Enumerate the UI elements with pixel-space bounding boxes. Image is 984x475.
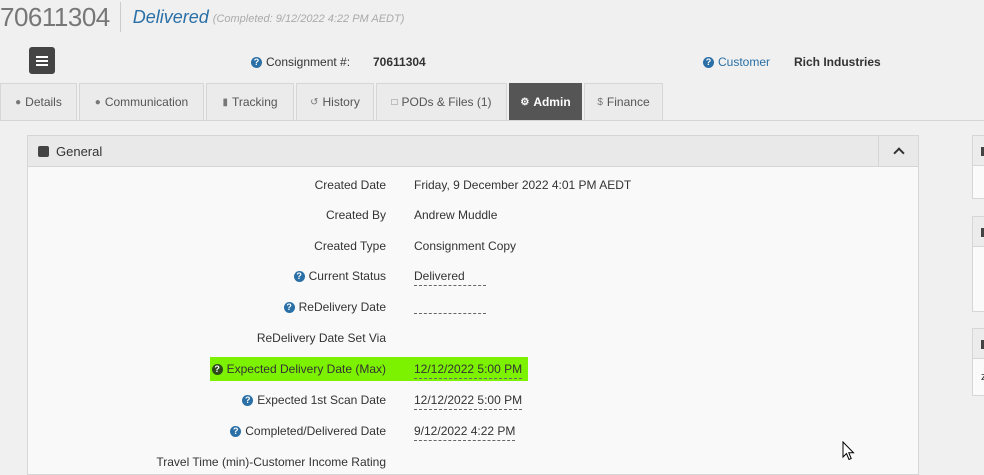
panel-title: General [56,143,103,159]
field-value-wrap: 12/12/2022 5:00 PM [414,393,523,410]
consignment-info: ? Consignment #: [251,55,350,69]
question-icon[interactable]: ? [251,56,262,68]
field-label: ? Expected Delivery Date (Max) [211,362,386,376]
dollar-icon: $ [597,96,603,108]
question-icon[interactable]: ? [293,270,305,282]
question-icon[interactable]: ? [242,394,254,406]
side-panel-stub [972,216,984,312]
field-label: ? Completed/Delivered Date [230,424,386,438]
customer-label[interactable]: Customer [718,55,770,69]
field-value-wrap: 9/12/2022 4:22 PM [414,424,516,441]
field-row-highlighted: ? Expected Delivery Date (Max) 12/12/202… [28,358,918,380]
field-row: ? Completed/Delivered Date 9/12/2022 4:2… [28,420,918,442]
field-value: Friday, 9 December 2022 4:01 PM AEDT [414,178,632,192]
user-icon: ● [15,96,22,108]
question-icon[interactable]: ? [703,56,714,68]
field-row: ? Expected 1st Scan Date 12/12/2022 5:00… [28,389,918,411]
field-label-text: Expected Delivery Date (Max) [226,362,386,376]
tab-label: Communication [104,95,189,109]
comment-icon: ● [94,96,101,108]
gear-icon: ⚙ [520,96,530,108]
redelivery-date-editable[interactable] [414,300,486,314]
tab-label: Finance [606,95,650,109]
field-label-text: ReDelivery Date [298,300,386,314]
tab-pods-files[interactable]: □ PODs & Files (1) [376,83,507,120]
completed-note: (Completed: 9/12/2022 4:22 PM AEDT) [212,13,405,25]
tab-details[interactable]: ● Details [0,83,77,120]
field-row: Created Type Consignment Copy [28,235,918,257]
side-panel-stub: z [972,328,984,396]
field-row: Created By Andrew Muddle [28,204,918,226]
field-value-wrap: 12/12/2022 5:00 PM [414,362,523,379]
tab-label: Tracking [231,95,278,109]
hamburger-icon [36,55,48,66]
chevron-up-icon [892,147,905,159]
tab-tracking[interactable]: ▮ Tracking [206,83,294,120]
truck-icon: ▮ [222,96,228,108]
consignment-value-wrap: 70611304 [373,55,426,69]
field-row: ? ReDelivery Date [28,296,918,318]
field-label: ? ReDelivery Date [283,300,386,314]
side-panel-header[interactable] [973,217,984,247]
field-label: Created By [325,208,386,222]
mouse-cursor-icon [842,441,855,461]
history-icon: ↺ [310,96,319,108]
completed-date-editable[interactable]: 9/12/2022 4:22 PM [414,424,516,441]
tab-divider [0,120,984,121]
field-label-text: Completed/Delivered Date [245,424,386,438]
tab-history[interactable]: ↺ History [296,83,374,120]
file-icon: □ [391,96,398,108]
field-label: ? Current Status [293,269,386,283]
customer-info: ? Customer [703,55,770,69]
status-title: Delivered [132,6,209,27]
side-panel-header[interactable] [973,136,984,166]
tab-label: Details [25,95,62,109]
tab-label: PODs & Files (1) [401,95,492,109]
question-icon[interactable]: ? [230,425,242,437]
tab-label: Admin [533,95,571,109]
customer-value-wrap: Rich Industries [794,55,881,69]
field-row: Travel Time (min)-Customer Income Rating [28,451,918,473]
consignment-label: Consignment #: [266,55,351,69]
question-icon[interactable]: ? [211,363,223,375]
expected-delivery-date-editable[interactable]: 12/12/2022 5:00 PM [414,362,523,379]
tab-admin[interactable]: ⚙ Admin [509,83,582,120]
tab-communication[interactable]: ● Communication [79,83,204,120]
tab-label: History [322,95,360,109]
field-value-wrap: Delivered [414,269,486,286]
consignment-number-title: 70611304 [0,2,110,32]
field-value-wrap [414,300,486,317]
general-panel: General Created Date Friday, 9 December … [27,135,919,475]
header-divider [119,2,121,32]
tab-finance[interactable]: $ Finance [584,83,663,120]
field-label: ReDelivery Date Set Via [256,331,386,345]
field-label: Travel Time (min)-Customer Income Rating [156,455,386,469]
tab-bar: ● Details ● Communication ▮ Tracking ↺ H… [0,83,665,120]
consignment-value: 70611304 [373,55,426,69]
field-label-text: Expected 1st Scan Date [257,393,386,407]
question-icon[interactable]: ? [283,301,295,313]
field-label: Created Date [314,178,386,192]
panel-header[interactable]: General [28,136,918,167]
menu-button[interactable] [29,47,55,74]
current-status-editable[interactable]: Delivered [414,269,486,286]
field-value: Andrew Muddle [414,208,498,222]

===============

→ Task requirements
Reproduce the rows above with every "field-row" switched to "form-row" and all other text unchanged. Omit the pictures.

→ Response
Enumerate the UI elements with pixel-space bounding boxes. Image is 984x475.
panel-title: General [56,143,103,159]
field-value-wrap: 12/12/2022 5:00 PM [414,393,523,410]
consignment-info: ? Consignment #: [251,55,350,69]
question-icon[interactable]: ? [251,56,262,68]
field-label: ? Expected Delivery Date (Max) [211,362,386,376]
dollar-icon: $ [597,96,603,108]
question-icon[interactable]: ? [293,270,305,282]
question-icon[interactable]: ? [242,394,254,406]
side-panel-stub [972,216,984,312]
field-label: ? Completed/Delivered Date [230,424,386,438]
customer-label[interactable]: Customer [718,55,770,69]
field-value-wrap: 9/12/2022 4:22 PM [414,424,516,441]
form-row-highlighted: ? Expected Delivery Date (Max) 12/12/202… [28,358,918,380]
form-row: ? Completed/Delivered Date 9/12/2022 4:2… [28,420,918,442]
field-value: Friday, 9 December 2022 4:01 PM AEDT [414,178,632,192]
user-icon: ● [15,96,22,108]
question-icon[interactable]: ? [703,56,714,68]
form-row: ? Expected 1st Scan Date 12/12/2022 5:00… [28,389,918,411]
field-label-text: Expected Delivery Date (Max) [226,362,386,376]
tab-label: Communication [104,95,189,109]
comment-icon: ● [94,96,101,108]
gear-icon: ⚙ [520,96,530,108]
redelivery-date-editable[interactable] [414,300,486,314]
tab-label: Finance [606,95,650,109]
field-label-text: ReDelivery Date [298,300,386,314]
tab-pods-files[interactable]: □ PODs & Files (1) [376,83,507,120]
completed-note: (Completed: 9/12/2022 4:22 PM AEDT) [212,13,405,25]
tab-details[interactable]: ● Details [0,83,77,120]
form-row: Created Type Consignment Copy [28,235,918,257]
side-panel-stub: z [972,328,984,396]
form-row: Created By Andrew Muddle [28,204,918,226]
field-value-wrap: 12/12/2022 5:00 PM [414,362,523,379]
tab-label: Tracking [231,95,278,109]
hamburger-icon [36,55,48,66]
chevron-up-icon [892,147,905,159]
tab-tracking[interactable]: ▮ Tracking [206,83,294,120]
truck-icon: ▮ [222,96,228,108]
consignment-value-wrap: 70611304 [373,55,426,69]
form-row: ? ReDelivery Date [28,296,918,318]
field-label: ? ReDelivery Date [283,300,386,314]
side-panel-header[interactable] [973,217,984,247]
field-label: Created By [325,208,386,222]
mouse-cursor-icon [842,441,855,461]
history-icon: ↺ [310,96,319,108]
completed-date-editable[interactable]: 9/12/2022 4:22 PM [414,424,516,441]
tab-divider [0,120,984,121]
field-label-text: Completed/Delivered Date [245,424,386,438]
tab-history[interactable]: ↺ History [296,83,374,120]
file-icon: □ [391,96,398,108]
field-label: ? Current Status [293,269,386,283]
customer-info: ? Customer [703,55,770,69]
status-title: Delivered [132,6,209,27]
side-panel-header[interactable] [973,136,984,166]
tab-label: Details [25,95,62,109]
tab-label: PODs & Files (1) [401,95,492,109]
question-icon[interactable]: ? [230,425,242,437]
tab-label: Admin [533,95,571,109]
customer-value-wrap: Rich Industries [794,55,881,69]
form-row: Travel Time (min)-Customer Income Rating [28,451,918,473]
consignment-label: Consignment #: [266,55,351,69]
question-icon[interactable]: ? [211,363,223,375]
expected-delivery-date-editable[interactable]: 12/12/2022 5:00 PM [414,362,523,379]
tab-admin[interactable]: ⚙ Admin [509,83,582,120]
tab-communication[interactable]: ● Communication [79,83,204,120]
tab-label: History [322,95,360,109]
field-value-wrap: Delivered [414,269,486,286]
consignment-number-title: 70611304 [0,2,110,32]
field-value-wrap [414,300,486,317]
general-panel: General Created Date Friday, 9 December … [27,135,919,475]
header-divider [119,2,121,32]
tab-finance[interactable]: $ Finance [584,83,663,120]
field-label: ReDelivery Date Set Via [256,331,386,345]
field-label: Travel Time (min)-Customer Income Rating [156,455,386,469]
tab-bar: ● Details ● Communication ▮ Tracking ↺ H… [0,83,665,120]
consignment-value: 70611304 [373,55,426,69]
field-label-text: Expected 1st Scan Date [257,393,386,407]
question-icon[interactable]: ? [283,301,295,313]
field-label: Created Date [314,178,386,192]
panel-header[interactable]: General [28,136,918,167]
menu-button[interactable] [29,47,55,74]
current-status-editable[interactable]: Delivered [414,269,486,286]
field-value: Andrew Muddle [414,208,498,222]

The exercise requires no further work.